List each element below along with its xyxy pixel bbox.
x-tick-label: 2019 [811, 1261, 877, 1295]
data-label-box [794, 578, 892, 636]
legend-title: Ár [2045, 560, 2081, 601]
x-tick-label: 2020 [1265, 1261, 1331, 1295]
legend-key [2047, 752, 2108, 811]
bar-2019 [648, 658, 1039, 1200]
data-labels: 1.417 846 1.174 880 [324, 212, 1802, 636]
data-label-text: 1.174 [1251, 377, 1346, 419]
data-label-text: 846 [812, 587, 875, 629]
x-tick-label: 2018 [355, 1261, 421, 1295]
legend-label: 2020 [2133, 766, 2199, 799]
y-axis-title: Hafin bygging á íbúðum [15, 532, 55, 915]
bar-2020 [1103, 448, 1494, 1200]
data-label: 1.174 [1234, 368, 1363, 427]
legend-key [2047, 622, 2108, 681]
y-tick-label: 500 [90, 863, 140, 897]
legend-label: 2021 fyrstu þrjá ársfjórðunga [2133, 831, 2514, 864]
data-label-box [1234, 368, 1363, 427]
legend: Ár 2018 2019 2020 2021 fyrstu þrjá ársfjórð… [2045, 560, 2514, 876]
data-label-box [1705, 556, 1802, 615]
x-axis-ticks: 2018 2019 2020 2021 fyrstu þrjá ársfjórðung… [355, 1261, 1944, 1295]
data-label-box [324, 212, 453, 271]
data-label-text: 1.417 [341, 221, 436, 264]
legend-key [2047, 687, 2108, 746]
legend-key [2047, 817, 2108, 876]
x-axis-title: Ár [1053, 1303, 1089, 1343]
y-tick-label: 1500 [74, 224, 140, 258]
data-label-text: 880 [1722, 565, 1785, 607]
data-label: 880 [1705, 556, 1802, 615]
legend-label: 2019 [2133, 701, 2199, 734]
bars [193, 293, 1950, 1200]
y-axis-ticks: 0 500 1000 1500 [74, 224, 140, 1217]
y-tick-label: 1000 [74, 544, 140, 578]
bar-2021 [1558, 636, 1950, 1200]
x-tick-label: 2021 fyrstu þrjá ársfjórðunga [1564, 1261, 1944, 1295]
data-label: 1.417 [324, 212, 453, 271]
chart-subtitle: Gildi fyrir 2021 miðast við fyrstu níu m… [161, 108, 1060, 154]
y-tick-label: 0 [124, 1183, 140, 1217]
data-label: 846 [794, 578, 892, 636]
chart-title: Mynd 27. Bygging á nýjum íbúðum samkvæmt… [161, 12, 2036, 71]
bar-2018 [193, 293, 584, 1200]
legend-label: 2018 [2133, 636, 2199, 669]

Stated goal:
Output every line of the material above as a Markdown table with the columns No. and Line. Number the rows in order and omit any blank lines.

Task response:
| No. | Line |
|---|---|
| 1 | List each element below along with its xyxy pixel bbox. |
| 2 | x-tick-label: 2019 [811, 1261, 877, 1295] |
| 3 | data-label-box [794, 578, 892, 636] |
| 4 | legend-title: Ár [2045, 560, 2081, 601] |
| 5 | x-tick-label: 2020 [1265, 1261, 1331, 1295] |
| 6 | legend-key [2047, 752, 2108, 811] |
| 7 | bar-2019 [648, 658, 1039, 1200] |
| 8 | data-labels: 1.417 846 1.174 880 [324, 212, 1802, 636] |
| 9 | data-label-text: 1.174 [1251, 377, 1346, 419] |
| 10 | data-label-text: 846 [812, 587, 875, 629] |
| 11 | x-tick-label: 2018 [355, 1261, 421, 1295] |
| 12 | legend-label: 2020 [2133, 766, 2199, 799] |
| 13 | y-axis-title: Hafin bygging á íbúðum [15, 532, 55, 915] |
| 14 | bar-2020 [1103, 448, 1494, 1200] |
| 15 | data-label: 1.174 [1234, 368, 1363, 427] |
| 16 | legend-key [2047, 622, 2108, 681] |
| 17 | y-tick-label: 500 [90, 863, 140, 897] |
| 18 | legend-label: 2021 fyrstu þrjá ársfjórðunga [2133, 831, 2514, 864] |
| 19 | data-label-box [1234, 368, 1363, 427] |
| 20 | legend: Ár 2018 2019 2020 2021 fyrstu þrjá ársfjórð… [2045, 560, 2514, 876] |
| 21 | data-label-box [1705, 556, 1802, 615] |
| 22 | x-axis-ticks: 2018 2019 2020 2021 fyrstu þrjá ársfjórðung… [355, 1261, 1944, 1295] |
| 23 | data-label-box [324, 212, 453, 271] |
| 24 | data-label-text: 1.417 [341, 221, 436, 264] |
| 25 | legend-key [2047, 687, 2108, 746] |
| 26 | legend-key [2047, 817, 2108, 876] |
| 27 | x-axis-title: Ár [1053, 1303, 1089, 1343] |
| 28 | y-tick-label: 1500 [74, 224, 140, 258] |
| 29 | data-label-text: 880 [1722, 565, 1785, 607] |
| 30 | data-label: 880 [1705, 556, 1802, 615] |
| 31 | legend-label: 2019 [2133, 701, 2199, 734] |
| 32 | bars [193, 293, 1950, 1200] |
| 33 | y-axis-ticks: 0 500 1000 1500 [74, 224, 140, 1217] |
| 34 | y-tick-label: 1000 [74, 544, 140, 578] |
| 35 | bar-2021 [1558, 636, 1950, 1200] |
| 36 | x-tick-label: 2021 fyrstu þrjá ársfjórðunga [1564, 1261, 1944, 1295] |
| 37 | data-label: 1.417 [324, 212, 453, 271] |
| 38 | chart-subtitle: Gildi fyrir 2021 miðast við fyrstu níu m… [161, 108, 1060, 154] |
| 39 | y-tick-label: 0 [124, 1183, 140, 1217] |
| 40 | data-label: 846 [794, 578, 892, 636] |
| 41 | chart-title: Mynd 27. Bygging á nýjum íbúðum samkvæmt… [161, 12, 2036, 71] |
| 42 | bar-2018 [193, 293, 584, 1200] |
| 43 | legend-label: 2018 [2133, 636, 2199, 669] |